Howdy! I’m Professor Curtis of Aspire Mountain Academy here with more statistics homework help. Today we’re going to learn how to use StatCrunch to find a regression line equation from a given scatterplot. Here’s our problem statement: Using the pairs of values for all 10 points, find the equation of the regression line. After removing the point with coordinates (2,9), use the pairs of values for the remaining 9 points and find the equation of the regression line. Compare the results from Parts A and B.
OK, Part A asks us for the regression line for all 10 points that are shown on the scatterplot. Let’s blow this scatterplot up a little bit so we can see a little bit better what we’re dealing with here. Notice there’s no icon here to actually dump the data into StatCrunch. So I’m going to call up StatCrunch, and we’re going to have to put the ordered pairs for each of these data points in manually.
To start off with, I’m actually going to label my columns X and Y. It makes a later portion of solving this particular problem a little more easy. And now I’m going to go and get the ordered pairs for each of my data points. So starting here with this point all by itself, the X value for that is 2, and the Y value is 9, so that’s (2,9). Then for the points here that are in a square formation, we’ve got three points that have an X coordinate of 4, three points that have an X coordinate of 5, and three that have an X coordinate of 6. And then we’ve got three points — these three points have Y values of 2, 3, and 4, as do the next three and the last three. So there’s the ordered pairs for all 10 data points here in my scatterplot.
Now I’m ready to make my regression line. To do that, I go to Stat –> Regression –> Simple Linear. Here’s where labeling those columns becomes very useful. The X variable is the X. The Y variable is the Y. And that’s all I really need to get the actual regression equation, so I go ahead and hit Compute! And let’s expand this window so we can see better what’s going on.
So we see the actual regression equation here. But notice how the answer fields are just asking for the coefficients of the regression equation. I can take them from here, but there’s a lot of business going on here. And it’s actually easier for me to see those values if I go down here to my parameter estimates table. So see the 9 that is here originally? That same 9 is here. And then that’s your y-intercept. And then the slope — the slope value here is the same as the slope value down here. So I actually prefer to get my values for my regression line down here in the parameter estimates table.

YOUR GOAL: In the StatCrunch walkthrough, which menu path is followed to make the regression line?

[Document understanding data]
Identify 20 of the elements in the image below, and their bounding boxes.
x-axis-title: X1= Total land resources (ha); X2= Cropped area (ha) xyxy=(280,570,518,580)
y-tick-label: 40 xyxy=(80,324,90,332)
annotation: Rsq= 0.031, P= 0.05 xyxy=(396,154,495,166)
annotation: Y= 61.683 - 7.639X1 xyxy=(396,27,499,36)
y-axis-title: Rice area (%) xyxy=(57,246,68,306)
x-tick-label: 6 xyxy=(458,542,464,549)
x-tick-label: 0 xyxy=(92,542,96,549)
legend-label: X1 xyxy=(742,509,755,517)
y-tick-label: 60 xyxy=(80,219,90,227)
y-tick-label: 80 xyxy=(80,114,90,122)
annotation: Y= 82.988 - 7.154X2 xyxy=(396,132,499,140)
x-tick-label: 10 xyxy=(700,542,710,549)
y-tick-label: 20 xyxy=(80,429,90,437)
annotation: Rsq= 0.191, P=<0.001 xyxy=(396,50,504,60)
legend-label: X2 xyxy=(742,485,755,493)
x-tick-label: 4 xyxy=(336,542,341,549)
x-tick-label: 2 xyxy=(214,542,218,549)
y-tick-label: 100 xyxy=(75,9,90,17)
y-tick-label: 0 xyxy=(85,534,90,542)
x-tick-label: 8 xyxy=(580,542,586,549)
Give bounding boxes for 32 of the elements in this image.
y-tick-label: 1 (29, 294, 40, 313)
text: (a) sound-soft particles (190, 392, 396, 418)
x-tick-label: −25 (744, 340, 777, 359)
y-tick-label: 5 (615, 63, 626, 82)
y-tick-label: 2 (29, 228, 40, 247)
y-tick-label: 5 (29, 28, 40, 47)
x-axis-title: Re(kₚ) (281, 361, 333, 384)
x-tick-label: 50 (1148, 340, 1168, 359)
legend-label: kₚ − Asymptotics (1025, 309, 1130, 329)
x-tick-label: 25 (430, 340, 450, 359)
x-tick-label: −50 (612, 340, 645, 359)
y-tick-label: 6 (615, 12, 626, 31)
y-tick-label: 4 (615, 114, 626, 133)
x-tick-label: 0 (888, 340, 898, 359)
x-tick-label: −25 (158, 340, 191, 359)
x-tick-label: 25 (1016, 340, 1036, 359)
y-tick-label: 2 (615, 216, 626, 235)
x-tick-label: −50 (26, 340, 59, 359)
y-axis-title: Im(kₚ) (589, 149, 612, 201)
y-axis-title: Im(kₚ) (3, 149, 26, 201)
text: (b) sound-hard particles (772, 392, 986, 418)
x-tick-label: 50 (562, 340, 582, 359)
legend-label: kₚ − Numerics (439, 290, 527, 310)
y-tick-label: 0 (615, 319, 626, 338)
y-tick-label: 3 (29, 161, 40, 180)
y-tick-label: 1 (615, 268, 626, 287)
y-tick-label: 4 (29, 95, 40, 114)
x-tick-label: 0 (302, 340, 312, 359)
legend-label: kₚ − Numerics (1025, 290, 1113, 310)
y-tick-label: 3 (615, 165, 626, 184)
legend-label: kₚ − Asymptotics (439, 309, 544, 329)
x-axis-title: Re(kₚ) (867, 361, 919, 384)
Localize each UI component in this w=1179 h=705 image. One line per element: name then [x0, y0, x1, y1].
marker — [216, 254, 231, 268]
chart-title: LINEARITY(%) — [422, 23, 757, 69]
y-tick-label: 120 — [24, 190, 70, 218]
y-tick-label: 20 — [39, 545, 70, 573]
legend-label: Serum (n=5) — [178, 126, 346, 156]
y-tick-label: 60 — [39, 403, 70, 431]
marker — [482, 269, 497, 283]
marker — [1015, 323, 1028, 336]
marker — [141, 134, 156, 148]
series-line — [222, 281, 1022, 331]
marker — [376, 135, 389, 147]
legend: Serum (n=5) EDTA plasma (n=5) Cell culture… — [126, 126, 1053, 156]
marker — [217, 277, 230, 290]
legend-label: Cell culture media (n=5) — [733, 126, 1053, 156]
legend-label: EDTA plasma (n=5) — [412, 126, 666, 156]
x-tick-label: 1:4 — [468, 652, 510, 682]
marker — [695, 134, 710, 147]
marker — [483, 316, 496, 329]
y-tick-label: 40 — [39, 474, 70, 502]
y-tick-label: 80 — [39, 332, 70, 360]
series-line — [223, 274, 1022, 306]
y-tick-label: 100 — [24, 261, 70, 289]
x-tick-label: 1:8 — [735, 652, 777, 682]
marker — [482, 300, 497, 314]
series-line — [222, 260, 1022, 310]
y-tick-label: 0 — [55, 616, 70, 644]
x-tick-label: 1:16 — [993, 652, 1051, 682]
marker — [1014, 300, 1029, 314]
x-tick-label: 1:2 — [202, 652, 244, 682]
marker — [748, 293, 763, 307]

TASK ANSWER: Stat –> Regression –> Simple Linear.